------ DATA FOR PROCESSING

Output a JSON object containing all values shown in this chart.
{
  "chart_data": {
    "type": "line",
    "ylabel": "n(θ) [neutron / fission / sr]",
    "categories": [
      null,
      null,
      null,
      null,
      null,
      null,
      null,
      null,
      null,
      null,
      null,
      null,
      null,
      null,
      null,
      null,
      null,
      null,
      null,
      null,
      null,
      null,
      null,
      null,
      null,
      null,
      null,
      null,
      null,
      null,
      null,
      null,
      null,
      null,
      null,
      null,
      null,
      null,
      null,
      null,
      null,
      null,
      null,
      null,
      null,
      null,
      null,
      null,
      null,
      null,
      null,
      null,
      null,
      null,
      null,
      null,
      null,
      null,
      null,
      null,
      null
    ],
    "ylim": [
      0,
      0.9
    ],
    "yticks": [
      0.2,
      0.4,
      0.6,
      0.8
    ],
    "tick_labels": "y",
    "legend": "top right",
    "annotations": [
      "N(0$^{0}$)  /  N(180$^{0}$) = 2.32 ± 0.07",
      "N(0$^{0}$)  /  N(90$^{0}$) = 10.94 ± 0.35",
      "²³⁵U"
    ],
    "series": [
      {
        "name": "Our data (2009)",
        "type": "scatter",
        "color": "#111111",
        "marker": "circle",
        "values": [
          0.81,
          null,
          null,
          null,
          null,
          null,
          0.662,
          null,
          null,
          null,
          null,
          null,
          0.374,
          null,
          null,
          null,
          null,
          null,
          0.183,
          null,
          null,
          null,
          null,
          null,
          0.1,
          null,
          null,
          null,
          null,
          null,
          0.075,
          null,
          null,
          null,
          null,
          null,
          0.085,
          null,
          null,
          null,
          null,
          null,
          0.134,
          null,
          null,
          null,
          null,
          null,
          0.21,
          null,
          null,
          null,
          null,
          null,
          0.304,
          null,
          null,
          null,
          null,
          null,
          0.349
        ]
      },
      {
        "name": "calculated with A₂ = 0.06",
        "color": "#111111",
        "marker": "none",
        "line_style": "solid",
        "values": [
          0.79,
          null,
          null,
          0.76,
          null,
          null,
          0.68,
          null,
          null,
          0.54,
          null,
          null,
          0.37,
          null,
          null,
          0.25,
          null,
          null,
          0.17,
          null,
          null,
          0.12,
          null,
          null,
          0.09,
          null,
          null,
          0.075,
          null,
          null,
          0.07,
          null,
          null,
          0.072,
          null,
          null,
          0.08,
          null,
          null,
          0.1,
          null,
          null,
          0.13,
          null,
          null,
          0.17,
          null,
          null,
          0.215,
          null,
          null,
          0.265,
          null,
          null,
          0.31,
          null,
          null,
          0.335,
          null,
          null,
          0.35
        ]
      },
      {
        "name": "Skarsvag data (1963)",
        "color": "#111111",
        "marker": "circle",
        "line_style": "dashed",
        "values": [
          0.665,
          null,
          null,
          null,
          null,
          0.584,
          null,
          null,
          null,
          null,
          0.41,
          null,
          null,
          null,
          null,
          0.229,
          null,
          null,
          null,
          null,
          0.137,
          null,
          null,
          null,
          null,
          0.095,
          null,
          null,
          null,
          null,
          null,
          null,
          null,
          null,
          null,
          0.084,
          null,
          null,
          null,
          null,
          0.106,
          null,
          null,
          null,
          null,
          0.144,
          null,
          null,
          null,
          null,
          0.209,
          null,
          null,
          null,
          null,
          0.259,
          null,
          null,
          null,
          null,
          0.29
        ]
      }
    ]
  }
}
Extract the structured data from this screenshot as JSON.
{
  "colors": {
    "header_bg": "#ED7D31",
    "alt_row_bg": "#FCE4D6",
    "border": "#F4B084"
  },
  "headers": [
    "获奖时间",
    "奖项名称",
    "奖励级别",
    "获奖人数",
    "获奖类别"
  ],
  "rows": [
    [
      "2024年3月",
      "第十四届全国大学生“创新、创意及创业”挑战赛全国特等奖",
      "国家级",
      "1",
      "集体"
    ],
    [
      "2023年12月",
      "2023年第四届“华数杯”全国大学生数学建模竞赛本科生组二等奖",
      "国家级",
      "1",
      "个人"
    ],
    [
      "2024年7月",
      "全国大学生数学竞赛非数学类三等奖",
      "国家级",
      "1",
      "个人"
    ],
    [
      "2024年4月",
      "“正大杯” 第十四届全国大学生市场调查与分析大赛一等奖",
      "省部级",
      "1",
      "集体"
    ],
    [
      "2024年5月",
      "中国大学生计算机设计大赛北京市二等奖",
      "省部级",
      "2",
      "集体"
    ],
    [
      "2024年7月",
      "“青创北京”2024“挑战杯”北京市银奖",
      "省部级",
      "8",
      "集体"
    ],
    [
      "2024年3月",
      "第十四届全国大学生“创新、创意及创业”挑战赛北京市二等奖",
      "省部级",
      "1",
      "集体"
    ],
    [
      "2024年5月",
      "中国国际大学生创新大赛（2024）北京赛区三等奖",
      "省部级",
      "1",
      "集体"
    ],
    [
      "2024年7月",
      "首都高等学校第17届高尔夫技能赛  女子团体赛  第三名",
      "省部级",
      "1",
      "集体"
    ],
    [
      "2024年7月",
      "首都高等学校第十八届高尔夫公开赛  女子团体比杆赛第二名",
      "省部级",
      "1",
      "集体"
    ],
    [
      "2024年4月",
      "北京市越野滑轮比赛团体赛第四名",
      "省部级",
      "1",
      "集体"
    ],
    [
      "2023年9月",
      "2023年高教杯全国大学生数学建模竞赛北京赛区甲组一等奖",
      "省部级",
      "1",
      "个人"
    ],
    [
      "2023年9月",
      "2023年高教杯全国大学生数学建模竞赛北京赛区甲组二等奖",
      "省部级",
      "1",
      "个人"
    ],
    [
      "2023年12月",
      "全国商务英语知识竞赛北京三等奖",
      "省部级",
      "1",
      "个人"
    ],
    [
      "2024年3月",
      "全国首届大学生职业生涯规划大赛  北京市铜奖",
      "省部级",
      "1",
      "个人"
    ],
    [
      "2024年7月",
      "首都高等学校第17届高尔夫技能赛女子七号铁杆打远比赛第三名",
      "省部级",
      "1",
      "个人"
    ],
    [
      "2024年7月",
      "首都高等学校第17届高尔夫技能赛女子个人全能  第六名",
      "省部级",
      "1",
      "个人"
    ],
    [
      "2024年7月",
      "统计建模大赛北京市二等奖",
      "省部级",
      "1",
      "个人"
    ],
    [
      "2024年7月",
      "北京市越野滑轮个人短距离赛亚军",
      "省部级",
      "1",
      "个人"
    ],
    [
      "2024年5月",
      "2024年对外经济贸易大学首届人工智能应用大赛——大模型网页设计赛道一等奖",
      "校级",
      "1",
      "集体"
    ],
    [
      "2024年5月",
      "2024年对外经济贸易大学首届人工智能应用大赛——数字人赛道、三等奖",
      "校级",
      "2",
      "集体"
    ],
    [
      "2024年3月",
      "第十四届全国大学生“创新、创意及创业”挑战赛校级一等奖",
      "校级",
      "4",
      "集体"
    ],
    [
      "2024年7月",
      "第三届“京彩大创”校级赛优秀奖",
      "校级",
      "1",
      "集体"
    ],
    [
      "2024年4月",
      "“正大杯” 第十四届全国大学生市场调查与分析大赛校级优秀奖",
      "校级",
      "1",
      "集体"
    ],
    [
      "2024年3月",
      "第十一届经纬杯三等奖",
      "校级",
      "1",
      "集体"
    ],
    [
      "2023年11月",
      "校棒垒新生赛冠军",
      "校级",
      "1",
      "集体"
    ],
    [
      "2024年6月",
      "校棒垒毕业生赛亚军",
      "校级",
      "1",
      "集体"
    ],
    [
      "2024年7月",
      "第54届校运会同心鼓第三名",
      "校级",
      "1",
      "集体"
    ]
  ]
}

------------

#### [REQUIRED TASK]
Copy out all lines from the material above that contain the string "this".

#### [THE RESPONSE]
Output a JSON object containing all values shown in this chart.
Extract the structured data from this screenshot as JSON.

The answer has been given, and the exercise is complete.